Task to carry out: What follows is a block of records; restate each one word for word.

(Saved entries)
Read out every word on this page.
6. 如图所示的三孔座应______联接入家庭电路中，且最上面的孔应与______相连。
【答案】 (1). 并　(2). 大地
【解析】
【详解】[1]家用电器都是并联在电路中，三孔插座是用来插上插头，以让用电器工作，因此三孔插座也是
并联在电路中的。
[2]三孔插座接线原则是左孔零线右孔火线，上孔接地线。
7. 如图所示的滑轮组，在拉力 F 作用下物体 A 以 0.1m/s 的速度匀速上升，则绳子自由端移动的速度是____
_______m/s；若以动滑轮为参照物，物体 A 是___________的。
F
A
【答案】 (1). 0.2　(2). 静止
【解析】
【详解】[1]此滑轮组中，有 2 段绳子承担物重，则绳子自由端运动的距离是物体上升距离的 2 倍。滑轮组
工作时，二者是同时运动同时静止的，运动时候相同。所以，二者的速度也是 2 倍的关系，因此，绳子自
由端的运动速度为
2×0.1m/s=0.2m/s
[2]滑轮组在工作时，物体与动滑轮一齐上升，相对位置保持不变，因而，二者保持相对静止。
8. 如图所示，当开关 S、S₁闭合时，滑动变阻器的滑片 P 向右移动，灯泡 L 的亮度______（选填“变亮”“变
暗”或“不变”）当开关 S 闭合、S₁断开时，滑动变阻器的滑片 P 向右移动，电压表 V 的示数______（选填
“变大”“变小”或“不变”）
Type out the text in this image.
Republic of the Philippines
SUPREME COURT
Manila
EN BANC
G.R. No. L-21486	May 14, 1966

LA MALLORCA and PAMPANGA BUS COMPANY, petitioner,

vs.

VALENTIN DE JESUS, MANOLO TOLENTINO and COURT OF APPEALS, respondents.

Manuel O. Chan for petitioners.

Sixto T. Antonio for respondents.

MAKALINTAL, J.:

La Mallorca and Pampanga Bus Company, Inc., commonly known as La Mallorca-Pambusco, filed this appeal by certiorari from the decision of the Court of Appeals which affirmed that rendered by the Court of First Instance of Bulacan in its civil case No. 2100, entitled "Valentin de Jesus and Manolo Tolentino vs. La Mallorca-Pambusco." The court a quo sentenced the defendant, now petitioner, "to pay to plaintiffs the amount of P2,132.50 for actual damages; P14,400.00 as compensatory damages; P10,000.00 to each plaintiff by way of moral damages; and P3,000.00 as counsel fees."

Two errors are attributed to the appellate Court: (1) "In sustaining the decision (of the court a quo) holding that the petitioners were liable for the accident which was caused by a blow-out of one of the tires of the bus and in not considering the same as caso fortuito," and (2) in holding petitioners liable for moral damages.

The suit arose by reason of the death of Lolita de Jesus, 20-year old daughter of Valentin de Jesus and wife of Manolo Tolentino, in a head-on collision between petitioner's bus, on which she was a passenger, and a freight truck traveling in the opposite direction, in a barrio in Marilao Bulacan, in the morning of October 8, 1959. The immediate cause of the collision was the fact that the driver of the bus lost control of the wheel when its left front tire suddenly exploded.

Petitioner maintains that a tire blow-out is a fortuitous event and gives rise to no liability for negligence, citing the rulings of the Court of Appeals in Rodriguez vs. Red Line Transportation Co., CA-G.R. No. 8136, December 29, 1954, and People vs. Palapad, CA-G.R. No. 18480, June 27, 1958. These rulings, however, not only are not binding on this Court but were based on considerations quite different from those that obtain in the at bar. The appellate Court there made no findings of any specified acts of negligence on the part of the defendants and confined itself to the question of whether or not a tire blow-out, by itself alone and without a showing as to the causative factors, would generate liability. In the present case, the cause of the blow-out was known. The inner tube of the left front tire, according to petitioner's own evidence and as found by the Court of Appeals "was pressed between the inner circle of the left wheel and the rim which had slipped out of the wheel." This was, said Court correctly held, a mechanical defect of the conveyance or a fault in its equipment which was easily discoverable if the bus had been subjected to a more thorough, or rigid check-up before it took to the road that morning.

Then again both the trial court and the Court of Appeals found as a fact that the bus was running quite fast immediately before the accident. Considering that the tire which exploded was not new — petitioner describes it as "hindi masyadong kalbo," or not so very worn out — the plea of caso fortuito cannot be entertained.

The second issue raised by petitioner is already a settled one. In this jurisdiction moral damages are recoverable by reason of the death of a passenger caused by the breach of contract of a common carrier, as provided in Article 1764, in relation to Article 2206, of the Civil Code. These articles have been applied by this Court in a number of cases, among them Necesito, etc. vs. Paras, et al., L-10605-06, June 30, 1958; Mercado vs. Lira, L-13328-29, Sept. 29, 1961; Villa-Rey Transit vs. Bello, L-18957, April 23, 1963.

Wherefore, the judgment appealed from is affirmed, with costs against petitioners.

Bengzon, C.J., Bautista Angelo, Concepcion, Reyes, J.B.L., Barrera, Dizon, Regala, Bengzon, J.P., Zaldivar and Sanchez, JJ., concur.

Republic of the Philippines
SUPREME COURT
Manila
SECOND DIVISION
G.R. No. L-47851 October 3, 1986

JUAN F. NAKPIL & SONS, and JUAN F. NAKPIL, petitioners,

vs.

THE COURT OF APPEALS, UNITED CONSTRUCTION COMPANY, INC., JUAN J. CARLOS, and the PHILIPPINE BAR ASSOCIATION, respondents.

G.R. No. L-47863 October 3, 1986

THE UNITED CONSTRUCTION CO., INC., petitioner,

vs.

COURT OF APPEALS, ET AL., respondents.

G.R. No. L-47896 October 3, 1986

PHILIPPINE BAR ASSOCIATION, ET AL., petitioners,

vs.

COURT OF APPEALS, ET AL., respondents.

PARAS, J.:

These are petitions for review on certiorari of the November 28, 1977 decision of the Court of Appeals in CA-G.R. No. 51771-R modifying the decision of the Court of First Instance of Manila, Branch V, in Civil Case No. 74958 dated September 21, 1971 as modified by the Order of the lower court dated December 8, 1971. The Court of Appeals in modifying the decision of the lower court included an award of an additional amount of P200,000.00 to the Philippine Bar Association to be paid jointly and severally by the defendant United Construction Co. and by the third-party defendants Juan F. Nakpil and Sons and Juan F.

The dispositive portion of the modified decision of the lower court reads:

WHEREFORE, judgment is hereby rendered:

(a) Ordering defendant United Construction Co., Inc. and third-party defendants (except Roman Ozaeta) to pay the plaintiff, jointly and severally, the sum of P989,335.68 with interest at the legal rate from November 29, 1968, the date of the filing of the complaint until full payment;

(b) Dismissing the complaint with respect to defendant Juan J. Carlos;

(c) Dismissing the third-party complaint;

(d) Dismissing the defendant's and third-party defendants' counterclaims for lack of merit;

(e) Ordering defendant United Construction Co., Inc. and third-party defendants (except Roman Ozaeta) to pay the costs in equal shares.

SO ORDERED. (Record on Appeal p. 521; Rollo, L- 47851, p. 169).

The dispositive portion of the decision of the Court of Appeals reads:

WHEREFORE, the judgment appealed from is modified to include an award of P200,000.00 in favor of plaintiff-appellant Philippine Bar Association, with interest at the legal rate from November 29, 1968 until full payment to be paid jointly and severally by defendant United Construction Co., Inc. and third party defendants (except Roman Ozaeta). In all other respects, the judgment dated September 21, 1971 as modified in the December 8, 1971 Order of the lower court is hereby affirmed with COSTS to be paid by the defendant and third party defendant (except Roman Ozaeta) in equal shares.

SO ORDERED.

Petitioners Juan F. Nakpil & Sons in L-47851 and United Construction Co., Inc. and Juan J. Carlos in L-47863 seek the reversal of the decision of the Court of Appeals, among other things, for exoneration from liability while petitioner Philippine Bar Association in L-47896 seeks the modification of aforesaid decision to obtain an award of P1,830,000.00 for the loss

Response to this task:
Read out every word on this page.
6. 如图所示的三孔座应______联接入家庭电路中，且最上面的孔应与______相连。
【答案】 (1). 并　(2). 大地
【解析】
【详解】[1]家用电器都是并联在电路中，三孔插座是用来插上插头，以让用电器工作，因此三孔插座也是
并联在电路中的。
[2]三孔插座接线原则是左孔零线右孔火线，上孔接地线。
7. 如图所示的滑轮组，在拉力 F 作用下物体 A 以 0.1m/s 的速度匀速上升，则绳子自由端移动的速度是____
_______m/s；若以动滑轮为参照物，物体 A 是___________的。
F
A
【答案】 (1). 0.2　(2). 静止
【解析】
【详解】[1]此滑轮组中，有 2 段绳子承担物重，则绳子自由端运动的距离是物体上升距离的 2 倍。滑轮组
工作时，二者是同时运动同时静止的，运动时候相同。所以，二者的速度也是 2 倍的关系，因此，绳子自
由端的运动速度为
2×0.1m/s=0.2m/s
[2]滑轮组在工作时，物体与动滑轮一齐上升，相对位置保持不变，因而，二者保持相对静止。
8. 如图所示，当开关 S、S₁闭合时，滑动变阻器的滑片 P 向右移动，灯泡 L 的亮度______（选填“变亮”“变
暗”或“不变”）当开关 S 闭合、S₁断开时，滑动变阻器的滑片 P 向右移动，电压表 V 的示数______（选填
“变大”“变小”或“不变”）
Type out the text in this image.
Republic of the Philippines
SUPREME COURT
Manila
EN BANC
G.R. No. L-21486	May 14, 1966

LA MALLORCA and PAMPANGA BUS COMPANY, petitioner,

vs.

VALENTIN DE JESUS, MANOLO TOLENTINO and COURT OF APPEALS, respondents.

Manuel O. Chan for petitioners.

Sixto T. Antonio for respondents.

MAKALINTAL, J.:

La Mallorca and Pampanga Bus Company, Inc., commonly known as La Mallorca-Pambusco, filed this appeal by certiorari from the decision of the Court of Appeals which affirmed that rendered by the Court of First Instance of Bulacan in its civil case No. 2100, entitled "Valentin de Jesus and Manolo Tolentino vs. La Mallorca-Pambusco." The court a quo sentenced the defendant, now petitioner, "to pay to plaintiffs the amount of P2,132.50 for actual damages; P14,400.00 as compensatory damages; P10,000.00 to each plaintiff by way of moral damages; and P3,000.00 as counsel fees."

Two errors are attributed to the appellate Court: (1) "In sustaining the decision (of the court a quo) holding that the petitioners were liable for the accident which was caused by a blow-out of one of the tires of the bus and in not considering the same as caso fortuito," and (2) in holding petitioners liable for moral damages.

The suit arose by reason of the death of Lolita de Jesus, 20-year old daughter of Valentin de Jesus and wife of Manolo Tolentino, in a head-on collision between petitioner's bus, on which she was a passenger, and a freight truck traveling in the opposite direction, in a barrio in Marilao Bulacan, in the morning of October 8, 1959. The immediate cause of the collision was the fact that the driver of the bus lost control of the wheel when its left front tire suddenly exploded.

Petitioner maintains that a tire blow-out is a fortuitous event and gives rise to no liability for negligence, citing the rulings of the Court of Appeals in Rodriguez vs. Red Line Transportation Co., CA-G.R. No. 8136, December 29, 1954, and People vs. Palapad, CA-G.R. No. 18480, June 27, 1958. These rulings, however, not only are not binding on this Court but were based on considerations quite different from those that obtain in the at bar. The appellate Court there made no findings of any specified acts of negligence on the part of the defendants and confined itself to the question of whether or not a tire blow-out, by itself alone and without a showing as to the causative factors, would generate liability. In the present case, the cause of the blow-out was known. The inner tube of the left front tire, according to petitioner's own evidence and as found by the Court of Appeals "was pressed between the inner circle of the left wheel and the rim which had slipped out of the wheel." This was, said Court correctly held, a mechanical defect of the conveyance or a fault in its equipment which was easily discoverable if the bus had been subjected to a more thorough, or rigid check-up before it took to the road that morning.

Then again both the trial court and the Court of Appeals found as a fact that the bus was running quite fast immediately before the accident. Considering that the tire which exploded was not new — petitioner describes it as "hindi masyadong kalbo," or not so very worn out — the plea of caso fortuito cannot be entertained.

The second issue raised by petitioner is already a settled one. In this jurisdiction moral damages are recoverable by reason of the death of a passenger caused by the breach of contract of a common carrier, as provided in Article 1764, in relation to Article 2206, of the Civil Code. These articles have been applied by this Court in a number of cases, among them Necesito, etc. vs. Paras, et al., L-10605-06, June 30, 1958; Mercado vs. Lira, L-13328-29, Sept. 29, 1961; Villa-Rey Transit vs. Bello, L-18957, April 23, 1963.

Wherefore, the judgment appealed from is affirmed, with costs against petitioners.

Bengzon, C.J., Bautista Angelo, Concepcion, Reyes, J.B.L., Barrera, Dizon, Regala, Bengzon, J.P., Zaldivar and Sanchez, JJ., concur.

Republic of the Philippines
SUPREME COURT
Manila
SECOND DIVISION
G.R. No. L-47851 October 3, 1986

JUAN F. NAKPIL & SONS, and JUAN F. NAKPIL, petitioners,

vs.

THE COURT OF APPEALS, UNITED CONSTRUCTION COMPANY, INC., JUAN J. CARLOS, and the PHILIPPINE BAR ASSOCIATION, respondents.

G.R. No. L-47863 October 3, 1986

THE UNITED CONSTRUCTION CO., INC., petitioner,

vs.

COURT OF APPEALS, ET AL., respondents.

G.R. No. L-47896 October 3, 1986

PHILIPPINE BAR ASSOCIATION, ET AL., petitioners,

vs.

COURT OF APPEALS, ET AL., respondents.

PARAS, J.:

These are petitions for review on certiorari of the November 28, 1977 decision of the Court of Appeals in CA-G.R. No. 51771-R modifying the decision of the Court of First Instance of Manila, Branch V, in Civil Case No. 74958 dated September 21, 1971 as modified by the Order of the lower court dated December 8, 1971. The Court of Appeals in modifying the decision of the lower court included an award of an additional amount of P200,000.00 to the Philippine Bar Association to be paid jointly and severally by the defendant United Construction Co. and by the third-party defendants Juan F. Nakpil and Sons and Juan F.

The dispositive portion of the modified decision of the lower court reads:

WHEREFORE, judgment is hereby rendered:

(a) Ordering defendant United Construction Co., Inc. and third-party defendants (except Roman Ozaeta) to pay the plaintiff, jointly and severally, the sum of P989,335.68 with interest at the legal rate from November 29, 1968, the date of the filing of the complaint until full payment;

(b) Dismissing the complaint with respect to defendant Juan J. Carlos;

(c) Dismissing the third-party complaint;

(d) Dismissing the defendant's and third-party defendants' counterclaims for lack of merit;

(e) Ordering defendant United Construction Co., Inc. and third-party defendants (except Roman Ozaeta) to pay the costs in equal shares.

SO ORDERED. (Record on Appeal p. 521; Rollo, L- 47851, p. 169).

The dispositive portion of the decision of the Court of Appeals reads:

WHEREFORE, the judgment appealed from is modified to include an award of P200,000.00 in favor of plaintiff-appellant Philippine Bar Association, with interest at the legal rate from November 29, 1968 until full payment to be paid jointly and severally by defendant United Construction Co., Inc. and third party defendants (except Roman Ozaeta). In all other respects, the judgment dated September 21, 1971 as modified in the December 8, 1971 Order of the lower court is hereby affirmed with COSTS to be paid by the defendant and third party defendant (except Roman Ozaeta) in equal shares.

SO ORDERED.

Petitioners Juan F. Nakpil & Sons in L-47851 and United Construction Co., Inc. and Juan J. Carlos in L-47863 seek the reversal of the decision of the Court of Appeals, among other things, for exoneration from liability while petitioner Philippine Bar Association in L-47896 seeks the modification of aforesaid decision to obtain an award of P1,830,000.00 for the loss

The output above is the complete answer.